What you will do:
From the entries below, list each line with "text".

begin Data listing

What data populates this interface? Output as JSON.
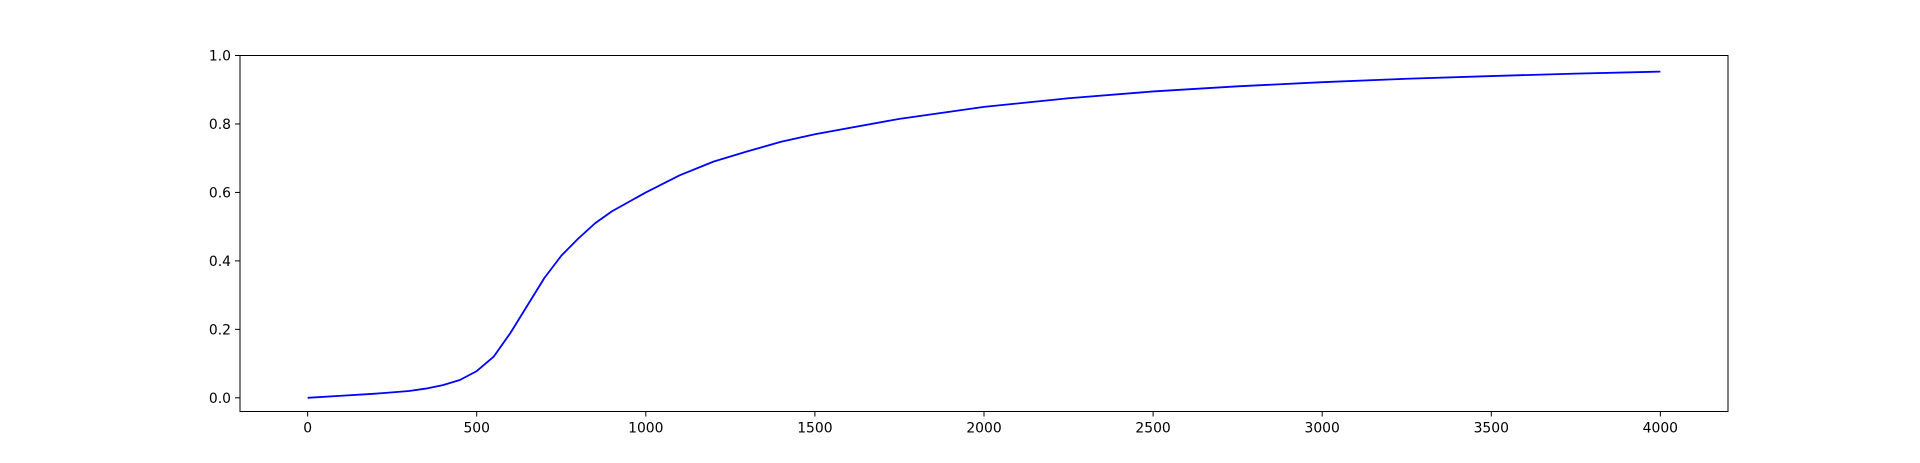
{
  "chart_data": {
    "type": "line",
    "title": "",
    "xlabel": "",
    "ylabel": "",
    "xlim": [
      -200,
      4200
    ],
    "ylim": [
      -0.04,
      1.0
    ],
    "x_ticks": [
      0,
      500,
      1000,
      1500,
      2000,
      2500,
      3000,
      3500,
      4000
    ],
    "y_ticks": [
      0.0,
      0.2,
      0.4,
      0.6,
      0.8,
      1.0
    ],
    "x_tick_labels": [
      "0",
      "500",
      "1000",
      "1500",
      "2000",
      "2500",
      "3000",
      "3500",
      "4000"
    ],
    "y_tick_labels": [
      "0.0",
      "0.2",
      "0.4",
      "0.6",
      "0.8",
      "1.0"
    ],
    "grid": false,
    "legend": "none",
    "series": [
      {
        "color": "#0000ff",
        "x": [
          0,
          100,
          200,
          300,
          350,
          400,
          450,
          500,
          550,
          600,
          650,
          700,
          750,
          800,
          850,
          900,
          1000,
          1100,
          1200,
          1300,
          1400,
          1500,
          1750,
          2000,
          2250,
          2500,
          2750,
          3000,
          3250,
          3500,
          3750,
          4000
        ],
        "y": [
          0.0,
          0.006,
          0.012,
          0.02,
          0.027,
          0.037,
          0.052,
          0.078,
          0.12,
          0.19,
          0.27,
          0.35,
          0.415,
          0.465,
          0.51,
          0.545,
          0.6,
          0.65,
          0.69,
          0.72,
          0.748,
          0.77,
          0.815,
          0.85,
          0.875,
          0.895,
          0.91,
          0.922,
          0.932,
          0.94,
          0.947,
          0.953
        ]
      }
    ]
  }
}
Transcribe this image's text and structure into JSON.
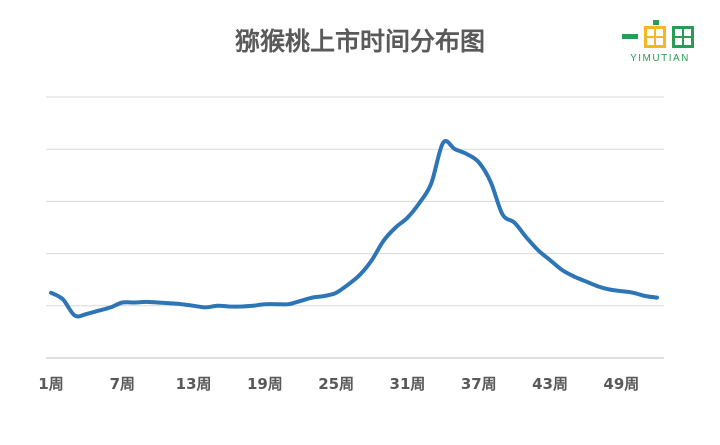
{
  "chart_data": {
    "type": "line",
    "title": "猕猴桃上市时间分布图",
    "xlabel": "",
    "ylabel": "",
    "x_ticks": [
      "1周",
      "7周",
      "13周",
      "19周",
      "25周",
      "31周",
      "37周",
      "43周",
      "49周"
    ],
    "gridlines": 6,
    "series": [
      {
        "color": "#2e75b6",
        "x": [
          1,
          2,
          3,
          4,
          5,
          6,
          7,
          8,
          9,
          10,
          11,
          12,
          13,
          14,
          15,
          16,
          17,
          18,
          19,
          20,
          21,
          22,
          23,
          24,
          25,
          26,
          27,
          28,
          29,
          30,
          31,
          32,
          33,
          34,
          35,
          36,
          37,
          38,
          39,
          40,
          41,
          42,
          43,
          44,
          45,
          46,
          47,
          48,
          49,
          50,
          51,
          52
        ],
        "values": [
          2.0,
          1.8,
          1.3,
          1.35,
          1.45,
          1.55,
          1.7,
          1.7,
          1.72,
          1.7,
          1.68,
          1.65,
          1.6,
          1.55,
          1.6,
          1.58,
          1.58,
          1.6,
          1.65,
          1.65,
          1.65,
          1.75,
          1.85,
          1.9,
          2.0,
          2.25,
          2.55,
          3.0,
          3.6,
          4.0,
          4.3,
          4.75,
          5.35,
          6.6,
          6.4,
          6.25,
          6.0,
          5.4,
          4.4,
          4.15,
          3.7,
          3.3,
          3.0,
          2.7,
          2.5,
          2.35,
          2.2,
          2.1,
          2.05,
          2.0,
          1.9,
          1.85
        ]
      }
    ],
    "ylim": [
      0,
      8
    ]
  },
  "logo": {
    "text": "YIMUTIAN",
    "colors": {
      "green": "#2a9d55",
      "yellow": "#f2b824"
    }
  }
}
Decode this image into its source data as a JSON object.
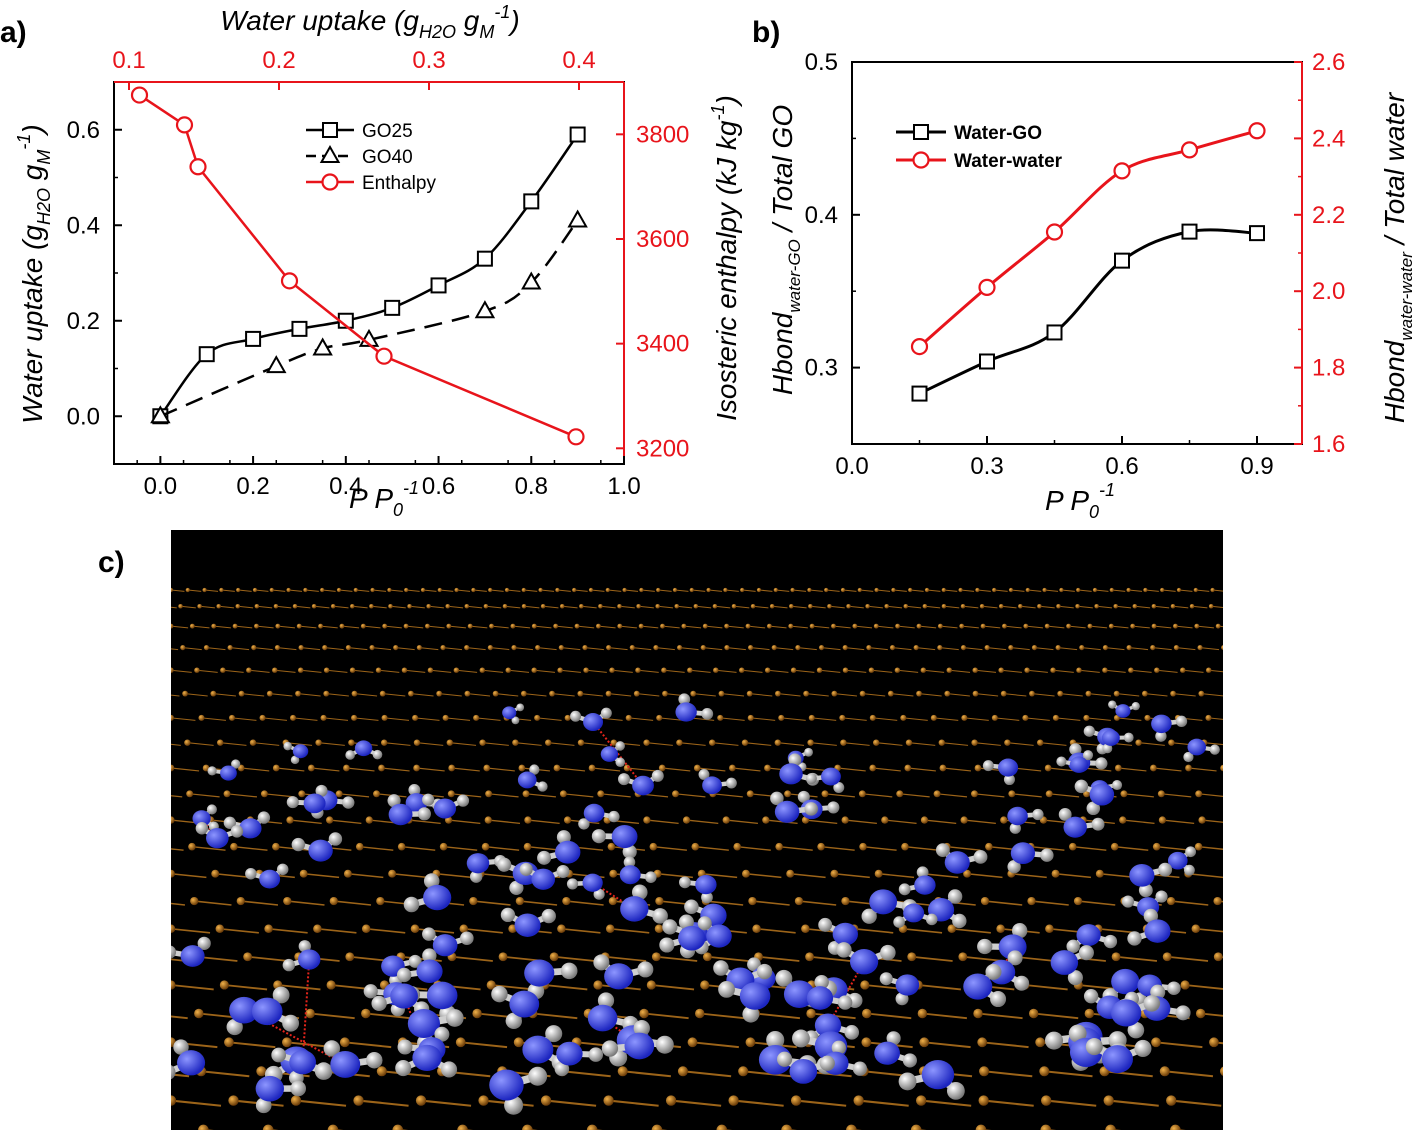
{
  "colors": {
    "black": "#000000",
    "red": "#e8141b",
    "mol_bg": "#000000",
    "carbon": "#c47a1c",
    "oxygen": "#3a49f0",
    "hydrogen": "#bcbcbc",
    "hbond": "#e4241b"
  },
  "panels": {
    "a": "a)",
    "b": "b)",
    "c": "c)"
  },
  "chart_data": [
    {
      "id": "a",
      "type": "line",
      "xlabel": {
        "main": "P P",
        "sub": "0",
        "sup": "-1"
      },
      "ylabel": {
        "pre": "Water uptake (g",
        "sub1": "H2O",
        "mid": " g",
        "sub2": "M",
        "sup": "-1",
        "post": ")"
      },
      "y2label": {
        "pre": "Isosteric enthalpy (kJ kg",
        "sup": "-1",
        "post": ")"
      },
      "x2label": {
        "pre": "Water uptake (g",
        "sub1": "H2O",
        "mid": " g",
        "sub2": "M",
        "sup": "-1",
        "post": ")"
      },
      "xlim": [
        -0.1,
        1.0
      ],
      "ylim": [
        -0.1,
        0.7
      ],
      "y2lim": [
        3170,
        3900
      ],
      "x2lim": [
        0.09,
        0.43
      ],
      "xticks": [
        "0.0",
        "0.2",
        "0.4",
        "0.6",
        "0.8",
        "1.0"
      ],
      "yticks": [
        "0.0",
        "0.2",
        "0.4",
        "0.6"
      ],
      "y2ticks": [
        "3200",
        "3400",
        "3600",
        "3800"
      ],
      "x2ticks": [
        "0.1",
        "0.2",
        "0.3",
        "0.4"
      ],
      "legend_position": "top-center",
      "series": [
        {
          "name": "GO25",
          "marker": "square",
          "axes": "x-y",
          "dash": "solid",
          "x": [
            0.0,
            0.1,
            0.2,
            0.3,
            0.4,
            0.5,
            0.6,
            0.7,
            0.8,
            0.9
          ],
          "y": [
            0.0,
            0.13,
            0.162,
            0.183,
            0.2,
            0.227,
            0.274,
            0.33,
            0.45,
            0.59
          ]
        },
        {
          "name": "GO40",
          "marker": "triangle",
          "axes": "x-y",
          "dash": "dashed",
          "x": [
            0.0,
            0.25,
            0.35,
            0.45,
            0.7,
            0.8,
            0.9
          ],
          "y": [
            0.0,
            0.105,
            0.142,
            0.16,
            0.22,
            0.28,
            0.41
          ]
        },
        {
          "name": "Enthalpy",
          "marker": "circle",
          "axes": "x2-y2",
          "dash": "solid",
          "color": "#e8141b",
          "x": [
            0.107,
            0.137,
            0.146,
            0.207,
            0.27,
            0.398
          ],
          "y": [
            3875,
            3818,
            3738,
            3520,
            3376,
            3222
          ]
        }
      ]
    },
    {
      "id": "b",
      "type": "line",
      "xlabel": {
        "main": "P P",
        "sub": "0",
        "sup": "-1"
      },
      "ylabel": {
        "pre": "Hbond",
        "sub": "water-GO",
        "post": " / Total GO"
      },
      "y2label": {
        "pre": "Hbond",
        "sub": "water-water",
        "post": " / Total  water"
      },
      "xlim": [
        0.0,
        1.0
      ],
      "ylim": [
        0.25,
        0.5
      ],
      "y2lim": [
        1.6,
        2.6
      ],
      "xticks": [
        "0.0",
        "0.3",
        "0.6",
        "0.9"
      ],
      "yticks": [
        "0.3",
        "0.4",
        "0.5"
      ],
      "y2ticks": [
        "1.6",
        "1.8",
        "2.0",
        "2.2",
        "2.4",
        "2.6"
      ],
      "legend_position": "top-left",
      "series": [
        {
          "name": "Water-GO",
          "marker": "square",
          "axes": "x-y",
          "x": [
            0.15,
            0.3,
            0.45,
            0.6,
            0.75,
            0.9
          ],
          "y": [
            0.283,
            0.304,
            0.323,
            0.37,
            0.389,
            0.388
          ]
        },
        {
          "name": "Water-water",
          "marker": "circle",
          "axes": "x-y2",
          "color": "#e8141b",
          "x": [
            0.15,
            0.3,
            0.45,
            0.6,
            0.75,
            0.9
          ],
          "y": [
            1.855,
            2.01,
            2.155,
            2.315,
            2.37,
            2.42
          ]
        }
      ]
    }
  ]
}
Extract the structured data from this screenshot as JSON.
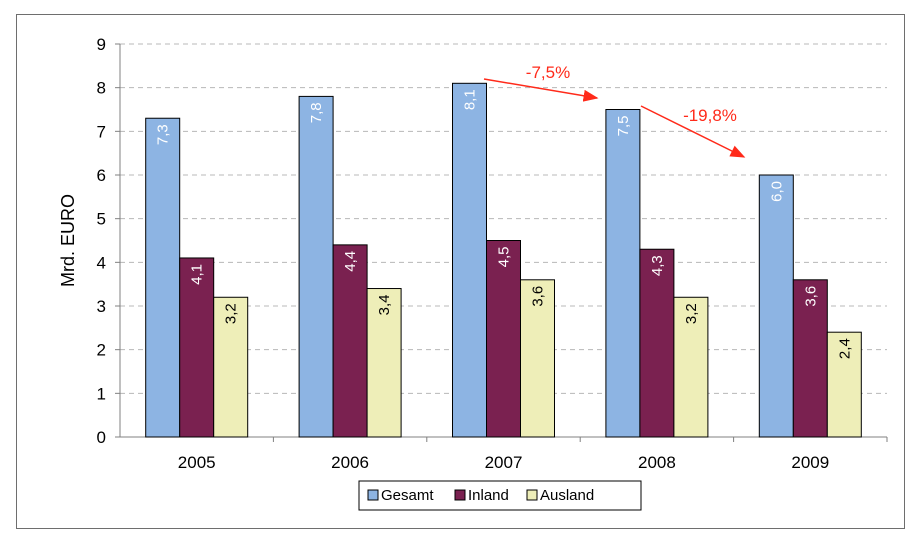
{
  "chart_data": {
    "type": "bar",
    "categories": [
      "2005",
      "2006",
      "2007",
      "2008",
      "2009"
    ],
    "series": [
      {
        "name": "Gesamt",
        "values": [
          7.3,
          7.8,
          8.1,
          7.5,
          6.0
        ],
        "labels": [
          "7,3",
          "7,8",
          "8,1",
          "7,5",
          "6,0"
        ],
        "color": "#8db4e3",
        "label_color": "#ffffff"
      },
      {
        "name": "Inland",
        "values": [
          4.1,
          4.4,
          4.5,
          4.3,
          3.6
        ],
        "labels": [
          "4,1",
          "4,4",
          "4,5",
          "4,3",
          "3,6"
        ],
        "color": "#7a2150",
        "label_color": "#ffffff"
      },
      {
        "name": "Ausland",
        "values": [
          3.2,
          3.4,
          3.6,
          3.2,
          2.4
        ],
        "labels": [
          "3,2",
          "3,4",
          "3,6",
          "3,2",
          "2,4"
        ],
        "color": "#eeeeb8",
        "label_color": "#000000"
      }
    ],
    "ylabel": "Mrd. EURO",
    "ylim": [
      0,
      9
    ],
    "yticks": [
      "0",
      "1",
      "2",
      "3",
      "4",
      "5",
      "6",
      "7",
      "8",
      "9"
    ],
    "grid": true,
    "legend_position": "bottom",
    "annotations": [
      {
        "text": "-7,5%",
        "from": "2007",
        "to": "2008"
      },
      {
        "text": "-19,8%",
        "from": "2008",
        "to": "2009"
      }
    ],
    "annotation_color": "#ff2a1a"
  }
}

end Data listing

Solved exercise:
Transcribe this image's text and structure into JSON.
    "text": "YIMUTIAN",
        "text": "-7,5%",
        "text": "-19,8%",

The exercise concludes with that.